▸ **Prompt**
Look through the material and copy each line holding "arrow".

— start Material for this exercise —

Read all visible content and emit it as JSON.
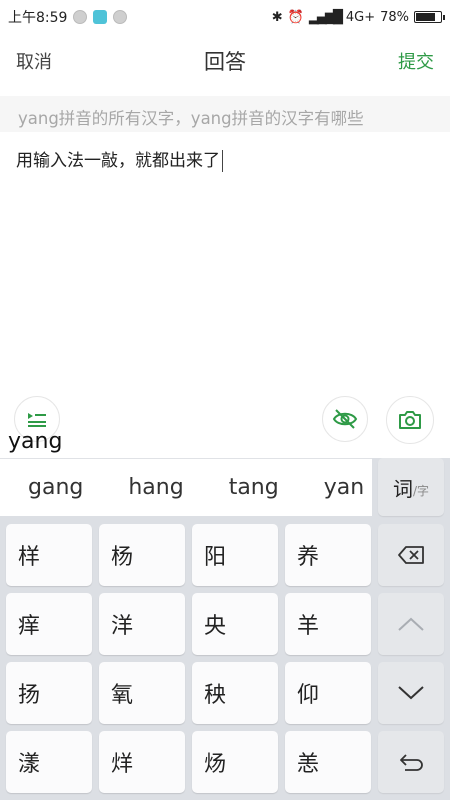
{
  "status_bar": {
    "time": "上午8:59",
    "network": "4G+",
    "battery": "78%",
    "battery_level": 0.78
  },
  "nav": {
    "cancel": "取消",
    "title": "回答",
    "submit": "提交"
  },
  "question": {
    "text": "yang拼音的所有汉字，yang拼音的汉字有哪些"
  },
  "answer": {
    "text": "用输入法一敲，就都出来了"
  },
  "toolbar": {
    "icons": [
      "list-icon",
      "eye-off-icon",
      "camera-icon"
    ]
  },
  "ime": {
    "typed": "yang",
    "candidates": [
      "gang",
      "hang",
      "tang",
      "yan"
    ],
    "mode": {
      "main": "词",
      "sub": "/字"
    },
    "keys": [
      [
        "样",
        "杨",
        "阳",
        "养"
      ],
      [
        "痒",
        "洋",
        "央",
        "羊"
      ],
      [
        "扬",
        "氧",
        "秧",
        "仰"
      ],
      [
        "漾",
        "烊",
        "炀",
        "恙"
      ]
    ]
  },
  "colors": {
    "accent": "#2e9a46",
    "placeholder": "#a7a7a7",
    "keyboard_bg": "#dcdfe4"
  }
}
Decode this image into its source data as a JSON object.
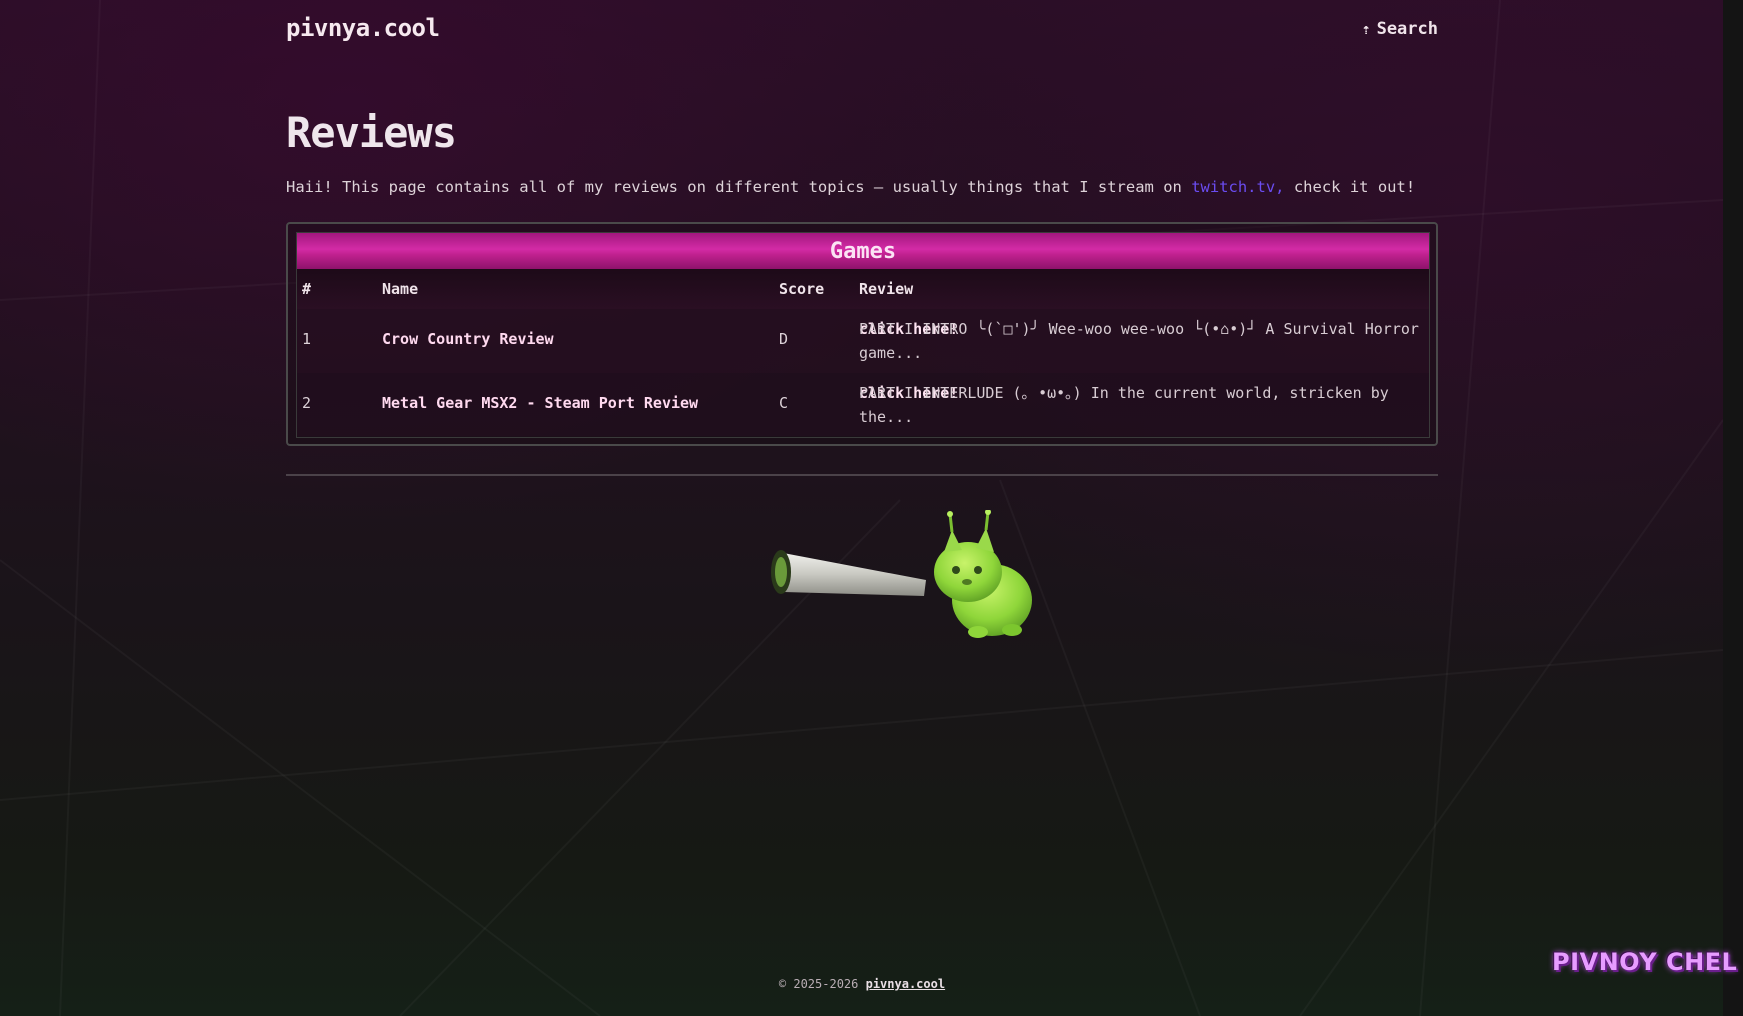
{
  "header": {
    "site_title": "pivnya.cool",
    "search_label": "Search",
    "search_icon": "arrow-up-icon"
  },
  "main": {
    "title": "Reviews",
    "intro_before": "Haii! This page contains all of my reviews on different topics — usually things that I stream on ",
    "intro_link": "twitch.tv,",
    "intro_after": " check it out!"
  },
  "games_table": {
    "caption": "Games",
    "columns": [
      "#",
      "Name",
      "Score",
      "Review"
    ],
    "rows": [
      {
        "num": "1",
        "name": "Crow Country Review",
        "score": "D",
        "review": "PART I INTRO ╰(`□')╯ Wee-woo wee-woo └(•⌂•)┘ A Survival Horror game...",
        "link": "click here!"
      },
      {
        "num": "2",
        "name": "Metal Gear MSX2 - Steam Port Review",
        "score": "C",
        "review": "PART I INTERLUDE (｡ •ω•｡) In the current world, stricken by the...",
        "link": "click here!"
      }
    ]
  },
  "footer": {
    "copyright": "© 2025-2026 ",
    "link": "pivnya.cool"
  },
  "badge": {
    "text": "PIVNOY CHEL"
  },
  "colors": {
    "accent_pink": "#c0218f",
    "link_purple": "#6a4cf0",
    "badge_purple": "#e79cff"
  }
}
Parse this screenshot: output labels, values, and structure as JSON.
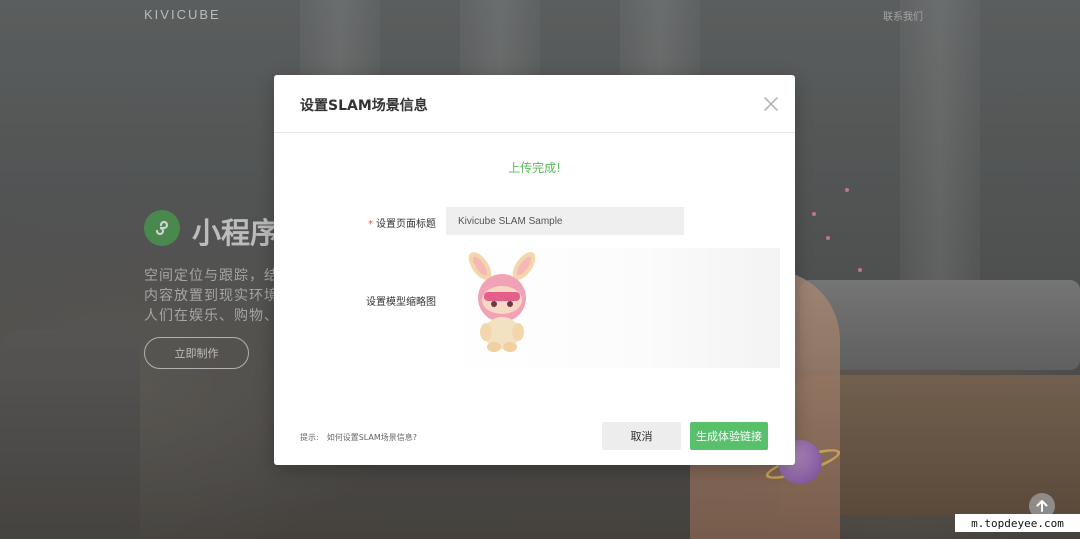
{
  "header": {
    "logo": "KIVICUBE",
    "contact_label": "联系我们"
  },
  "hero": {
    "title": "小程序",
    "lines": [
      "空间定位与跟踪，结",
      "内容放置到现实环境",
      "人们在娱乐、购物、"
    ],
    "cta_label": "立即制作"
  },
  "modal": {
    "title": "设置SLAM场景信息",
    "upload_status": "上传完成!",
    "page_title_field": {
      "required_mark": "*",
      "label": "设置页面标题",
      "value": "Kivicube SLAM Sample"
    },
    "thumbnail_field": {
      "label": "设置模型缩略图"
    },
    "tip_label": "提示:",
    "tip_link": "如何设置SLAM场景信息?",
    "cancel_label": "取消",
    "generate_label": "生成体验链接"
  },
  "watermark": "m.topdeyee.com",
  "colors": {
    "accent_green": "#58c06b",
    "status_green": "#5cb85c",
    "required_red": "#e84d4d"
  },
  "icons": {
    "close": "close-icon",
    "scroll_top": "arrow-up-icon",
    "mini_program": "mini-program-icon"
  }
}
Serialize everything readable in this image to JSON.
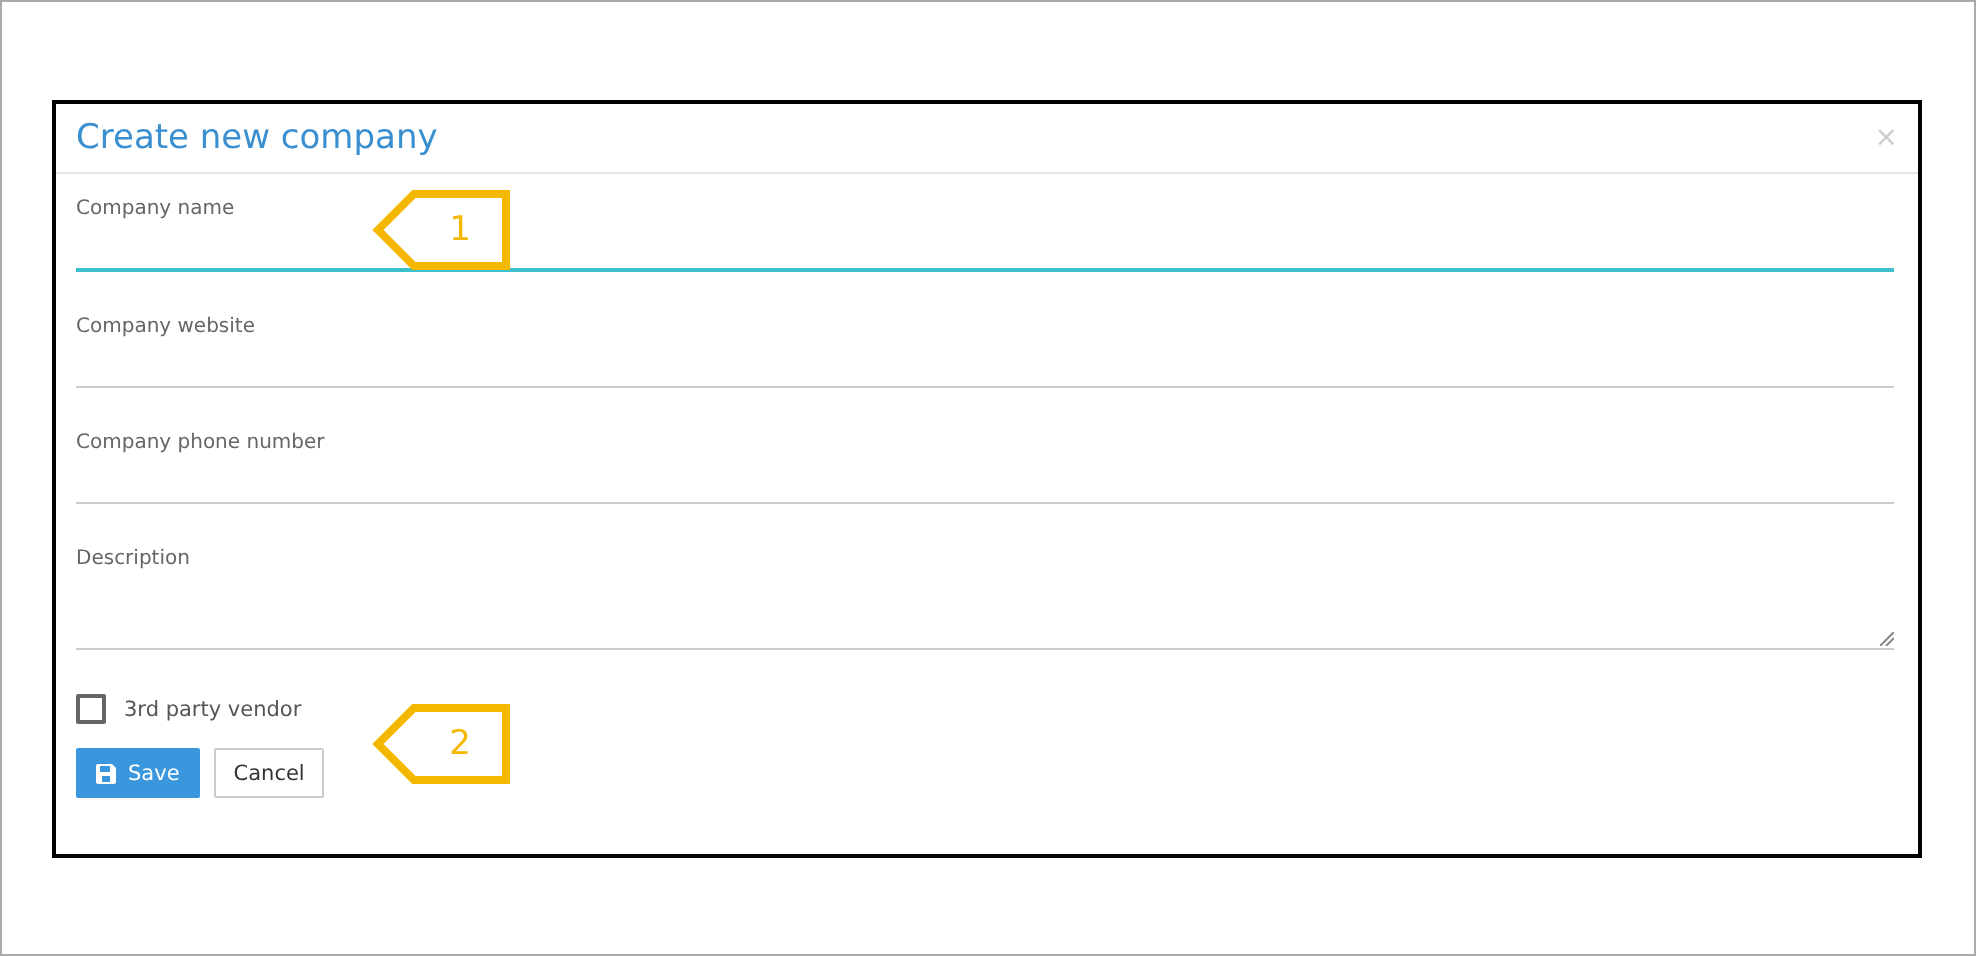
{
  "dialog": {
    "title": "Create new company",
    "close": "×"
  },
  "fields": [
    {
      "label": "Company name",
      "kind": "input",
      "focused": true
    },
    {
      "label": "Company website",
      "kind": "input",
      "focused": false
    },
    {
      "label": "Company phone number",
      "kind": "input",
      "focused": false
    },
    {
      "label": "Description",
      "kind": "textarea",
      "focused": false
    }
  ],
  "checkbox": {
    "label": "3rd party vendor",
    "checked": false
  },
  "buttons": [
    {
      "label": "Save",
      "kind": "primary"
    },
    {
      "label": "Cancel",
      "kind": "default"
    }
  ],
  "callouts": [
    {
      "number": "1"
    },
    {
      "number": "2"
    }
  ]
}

— end Material for this exercise —

▸ **Completed task**
    "search_icon": "arrow-up-icon"
    "scroll_top": "arrow-up-icon",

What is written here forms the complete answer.